Records about charts and figures
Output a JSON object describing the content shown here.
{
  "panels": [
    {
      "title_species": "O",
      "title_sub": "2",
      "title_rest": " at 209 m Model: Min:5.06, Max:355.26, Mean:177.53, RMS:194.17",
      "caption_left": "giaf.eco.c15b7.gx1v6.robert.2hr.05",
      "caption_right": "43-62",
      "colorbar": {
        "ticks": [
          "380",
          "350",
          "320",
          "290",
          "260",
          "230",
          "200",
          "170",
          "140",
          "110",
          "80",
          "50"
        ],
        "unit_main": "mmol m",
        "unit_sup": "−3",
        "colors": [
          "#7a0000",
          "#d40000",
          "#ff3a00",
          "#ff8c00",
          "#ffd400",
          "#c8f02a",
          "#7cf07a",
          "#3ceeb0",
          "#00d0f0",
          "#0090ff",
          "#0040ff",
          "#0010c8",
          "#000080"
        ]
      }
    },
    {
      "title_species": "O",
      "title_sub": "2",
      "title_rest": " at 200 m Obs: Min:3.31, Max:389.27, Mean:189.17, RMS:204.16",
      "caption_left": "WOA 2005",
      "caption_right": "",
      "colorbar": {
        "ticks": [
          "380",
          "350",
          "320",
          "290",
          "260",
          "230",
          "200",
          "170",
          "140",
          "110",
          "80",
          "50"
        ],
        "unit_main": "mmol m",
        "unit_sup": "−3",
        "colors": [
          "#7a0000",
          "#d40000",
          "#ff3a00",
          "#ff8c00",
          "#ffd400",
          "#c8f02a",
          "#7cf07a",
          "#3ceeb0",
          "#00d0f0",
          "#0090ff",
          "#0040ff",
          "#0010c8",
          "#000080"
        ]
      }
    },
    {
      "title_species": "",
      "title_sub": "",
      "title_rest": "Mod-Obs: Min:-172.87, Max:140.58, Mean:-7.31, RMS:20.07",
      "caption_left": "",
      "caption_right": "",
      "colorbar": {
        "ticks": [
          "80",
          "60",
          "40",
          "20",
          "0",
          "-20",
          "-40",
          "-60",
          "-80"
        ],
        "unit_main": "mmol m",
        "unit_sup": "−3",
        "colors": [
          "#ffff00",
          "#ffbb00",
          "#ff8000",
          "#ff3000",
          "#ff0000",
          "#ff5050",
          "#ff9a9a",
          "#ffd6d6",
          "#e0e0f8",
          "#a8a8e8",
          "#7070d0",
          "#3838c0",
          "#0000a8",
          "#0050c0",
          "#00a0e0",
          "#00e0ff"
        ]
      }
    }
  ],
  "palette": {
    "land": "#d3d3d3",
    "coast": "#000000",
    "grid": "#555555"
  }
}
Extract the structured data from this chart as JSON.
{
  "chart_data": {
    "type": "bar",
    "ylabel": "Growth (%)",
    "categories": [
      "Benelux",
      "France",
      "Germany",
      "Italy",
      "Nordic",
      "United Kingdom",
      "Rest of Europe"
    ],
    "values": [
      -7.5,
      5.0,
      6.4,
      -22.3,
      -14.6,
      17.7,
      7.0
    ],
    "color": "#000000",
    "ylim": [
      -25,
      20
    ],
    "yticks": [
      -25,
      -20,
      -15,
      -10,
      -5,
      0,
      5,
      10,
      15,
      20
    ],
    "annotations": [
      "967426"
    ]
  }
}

◆ TASK TO COMPLETE: Repeat exactly, and only, the lines from the one containing "Extract the structured" through the end of the material.

◆ RESULT FOR THIS TASK:
Extract the structured data from this chart as JSON.
{
  "chart_data": {
    "type": "bar",
    "ylabel": "Growth (%)",
    "categories": [
      "Benelux",
      "France",
      "Germany",
      "Italy",
      "Nordic",
      "United Kingdom",
      "Rest of Europe"
    ],
    "values": [
      -7.5,
      5.0,
      6.4,
      -22.3,
      -14.6,
      17.7,
      7.0
    ],
    "color": "#000000",
    "ylim": [
      -25,
      20
    ],
    "yticks": [
      -25,
      -20,
      -15,
      -10,
      -5,
      0,
      5,
      10,
      15,
      20
    ],
    "annotations": [
      "967426"
    ]
  }
}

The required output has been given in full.